## REQUIREMENTS
Reproduce the following material exactly, including every line.
-- Begin SUPPLIED MATERIAL --
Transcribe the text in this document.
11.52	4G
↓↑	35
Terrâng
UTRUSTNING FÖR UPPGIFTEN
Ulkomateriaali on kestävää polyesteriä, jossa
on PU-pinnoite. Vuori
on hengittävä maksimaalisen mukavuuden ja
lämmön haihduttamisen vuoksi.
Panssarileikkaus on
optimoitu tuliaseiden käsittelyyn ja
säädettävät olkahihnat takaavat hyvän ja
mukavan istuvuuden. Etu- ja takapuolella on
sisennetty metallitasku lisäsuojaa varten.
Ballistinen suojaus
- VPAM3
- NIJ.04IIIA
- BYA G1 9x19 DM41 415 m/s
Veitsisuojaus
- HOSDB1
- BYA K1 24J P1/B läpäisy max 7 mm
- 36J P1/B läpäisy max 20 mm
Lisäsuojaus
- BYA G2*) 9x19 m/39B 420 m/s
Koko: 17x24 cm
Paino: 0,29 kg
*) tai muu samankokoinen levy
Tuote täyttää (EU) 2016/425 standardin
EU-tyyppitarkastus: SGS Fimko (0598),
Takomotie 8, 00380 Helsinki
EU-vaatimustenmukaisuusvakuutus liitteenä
-- End SUPPLIED MATERIAL --
## RESPONSE TO THIS TASK
Transcribe the text in this document.
11.52	4G
↓↑	35
Terrâng
UTRUSTNING FÖR UPPGIFTEN
Ulkomateriaali on kestävää polyesteriä, jossa
on PU-pinnoite. Vuori
on hengittävä maksimaalisen mukavuuden ja
lämmön haihduttamisen vuoksi.
Panssarileikkaus on
optimoitu tuliaseiden käsittelyyn ja
säädettävät olkahihnat takaavat hyvän ja
mukavan istuvuuden. Etu- ja takapuolella on
sisennetty metallitasku lisäsuojaa varten.
Ballistinen suojaus
- VPAM3
- NIJ.04IIIA
- BYA G1 9x19 DM41 415 m/s
Veitsisuojaus
- HOSDB1
- BYA K1 24J P1/B läpäisy max 7 mm
- 36J P1/B läpäisy max 20 mm
Lisäsuojaus
- BYA G2*) 9x19 m/39B 420 m/s
Koko: 17x24 cm
Paino: 0,29 kg
*) tai muu samankokoinen levy
Tuote täyttää (EU) 2016/425 standardin
EU-tyyppitarkastus: SGS Fimko (0598),
Takomotie 8, 00380 Helsinki
EU-vaatimustenmukaisuusvakuutus liitteenä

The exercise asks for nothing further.